* Material for this task *
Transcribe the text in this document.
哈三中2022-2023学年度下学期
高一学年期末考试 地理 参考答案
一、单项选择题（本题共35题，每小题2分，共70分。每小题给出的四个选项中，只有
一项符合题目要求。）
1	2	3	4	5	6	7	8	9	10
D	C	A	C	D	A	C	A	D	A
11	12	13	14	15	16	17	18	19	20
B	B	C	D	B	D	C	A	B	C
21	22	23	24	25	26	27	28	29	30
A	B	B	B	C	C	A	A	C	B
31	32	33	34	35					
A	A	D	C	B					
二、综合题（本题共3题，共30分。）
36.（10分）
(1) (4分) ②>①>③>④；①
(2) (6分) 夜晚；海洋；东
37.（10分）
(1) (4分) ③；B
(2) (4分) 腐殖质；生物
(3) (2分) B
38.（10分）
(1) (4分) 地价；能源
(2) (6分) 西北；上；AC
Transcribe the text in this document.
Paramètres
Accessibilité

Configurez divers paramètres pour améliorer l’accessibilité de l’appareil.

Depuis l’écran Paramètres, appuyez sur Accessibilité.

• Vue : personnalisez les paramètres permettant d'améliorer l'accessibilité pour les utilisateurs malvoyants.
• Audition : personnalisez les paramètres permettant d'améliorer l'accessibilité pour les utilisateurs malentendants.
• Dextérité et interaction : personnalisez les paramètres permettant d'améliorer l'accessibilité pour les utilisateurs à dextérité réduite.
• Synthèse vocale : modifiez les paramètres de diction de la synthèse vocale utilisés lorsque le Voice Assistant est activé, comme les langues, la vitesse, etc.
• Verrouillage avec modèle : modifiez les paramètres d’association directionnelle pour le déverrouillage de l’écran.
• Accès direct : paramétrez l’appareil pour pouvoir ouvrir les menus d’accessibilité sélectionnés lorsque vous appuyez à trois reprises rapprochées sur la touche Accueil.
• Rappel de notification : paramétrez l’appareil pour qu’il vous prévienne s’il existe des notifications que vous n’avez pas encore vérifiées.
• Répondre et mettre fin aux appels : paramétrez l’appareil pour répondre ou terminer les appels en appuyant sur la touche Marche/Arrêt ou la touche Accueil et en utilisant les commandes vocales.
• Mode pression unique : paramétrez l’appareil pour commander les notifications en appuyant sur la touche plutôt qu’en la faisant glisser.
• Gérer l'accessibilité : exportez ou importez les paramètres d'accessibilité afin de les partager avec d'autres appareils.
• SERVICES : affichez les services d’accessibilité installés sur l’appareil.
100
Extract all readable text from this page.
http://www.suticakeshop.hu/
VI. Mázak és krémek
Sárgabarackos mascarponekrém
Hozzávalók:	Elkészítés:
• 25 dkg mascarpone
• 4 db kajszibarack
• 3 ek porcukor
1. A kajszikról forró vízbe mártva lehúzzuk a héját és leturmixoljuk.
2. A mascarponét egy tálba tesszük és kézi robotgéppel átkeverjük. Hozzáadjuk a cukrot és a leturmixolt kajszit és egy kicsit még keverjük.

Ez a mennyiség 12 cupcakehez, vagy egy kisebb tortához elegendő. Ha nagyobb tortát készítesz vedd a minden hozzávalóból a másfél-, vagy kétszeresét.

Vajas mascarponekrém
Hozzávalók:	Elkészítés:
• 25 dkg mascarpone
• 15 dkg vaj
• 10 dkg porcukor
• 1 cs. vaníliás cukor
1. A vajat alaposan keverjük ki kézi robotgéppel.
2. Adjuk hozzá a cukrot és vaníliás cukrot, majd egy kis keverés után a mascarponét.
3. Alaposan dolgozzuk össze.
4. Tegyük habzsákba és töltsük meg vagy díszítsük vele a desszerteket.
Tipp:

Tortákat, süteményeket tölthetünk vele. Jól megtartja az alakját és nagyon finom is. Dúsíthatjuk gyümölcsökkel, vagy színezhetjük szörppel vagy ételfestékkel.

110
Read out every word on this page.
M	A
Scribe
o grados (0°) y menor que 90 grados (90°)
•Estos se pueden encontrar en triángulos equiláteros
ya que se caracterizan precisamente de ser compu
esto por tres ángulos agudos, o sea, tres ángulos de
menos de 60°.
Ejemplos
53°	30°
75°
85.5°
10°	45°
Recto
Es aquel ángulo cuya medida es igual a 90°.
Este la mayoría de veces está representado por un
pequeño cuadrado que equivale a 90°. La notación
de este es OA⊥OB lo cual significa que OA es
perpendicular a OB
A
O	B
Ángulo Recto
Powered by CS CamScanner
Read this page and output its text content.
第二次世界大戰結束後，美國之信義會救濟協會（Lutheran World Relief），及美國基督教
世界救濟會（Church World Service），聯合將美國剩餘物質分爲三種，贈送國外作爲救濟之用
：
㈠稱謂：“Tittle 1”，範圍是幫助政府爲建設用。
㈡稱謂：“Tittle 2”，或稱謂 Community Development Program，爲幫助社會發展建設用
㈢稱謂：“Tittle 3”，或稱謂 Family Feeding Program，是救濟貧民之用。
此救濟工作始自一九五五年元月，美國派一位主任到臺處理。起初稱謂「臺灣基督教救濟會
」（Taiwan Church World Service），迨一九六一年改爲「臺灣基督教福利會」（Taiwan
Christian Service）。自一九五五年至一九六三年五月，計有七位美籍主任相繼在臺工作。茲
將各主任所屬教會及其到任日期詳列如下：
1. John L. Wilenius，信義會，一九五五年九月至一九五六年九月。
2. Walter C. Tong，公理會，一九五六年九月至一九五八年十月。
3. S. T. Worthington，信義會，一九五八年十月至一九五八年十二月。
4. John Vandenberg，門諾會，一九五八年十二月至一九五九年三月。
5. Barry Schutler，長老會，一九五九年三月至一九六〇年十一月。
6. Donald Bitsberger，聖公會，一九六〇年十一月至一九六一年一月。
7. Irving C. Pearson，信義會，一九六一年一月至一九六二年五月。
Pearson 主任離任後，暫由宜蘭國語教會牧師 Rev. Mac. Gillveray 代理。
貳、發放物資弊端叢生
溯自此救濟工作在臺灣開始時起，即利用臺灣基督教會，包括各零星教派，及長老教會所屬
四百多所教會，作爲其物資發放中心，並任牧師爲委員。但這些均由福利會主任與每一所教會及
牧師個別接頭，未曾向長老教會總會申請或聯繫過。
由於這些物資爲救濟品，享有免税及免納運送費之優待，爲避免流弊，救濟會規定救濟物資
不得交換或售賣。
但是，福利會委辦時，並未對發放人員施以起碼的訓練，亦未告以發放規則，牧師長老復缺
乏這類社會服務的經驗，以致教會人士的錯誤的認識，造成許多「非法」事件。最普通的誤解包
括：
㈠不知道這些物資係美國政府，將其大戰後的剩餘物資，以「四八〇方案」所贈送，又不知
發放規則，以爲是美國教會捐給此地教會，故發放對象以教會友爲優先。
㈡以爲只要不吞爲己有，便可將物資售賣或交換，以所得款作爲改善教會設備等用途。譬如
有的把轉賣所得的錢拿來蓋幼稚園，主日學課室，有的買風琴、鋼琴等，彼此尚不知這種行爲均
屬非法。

* Problem details *
Working from the listing above, pick out every line that has "page" and copy it.

* Finished task *
Extract all readable text from this page.
Read out every word on this page.
Read this page and output its text content.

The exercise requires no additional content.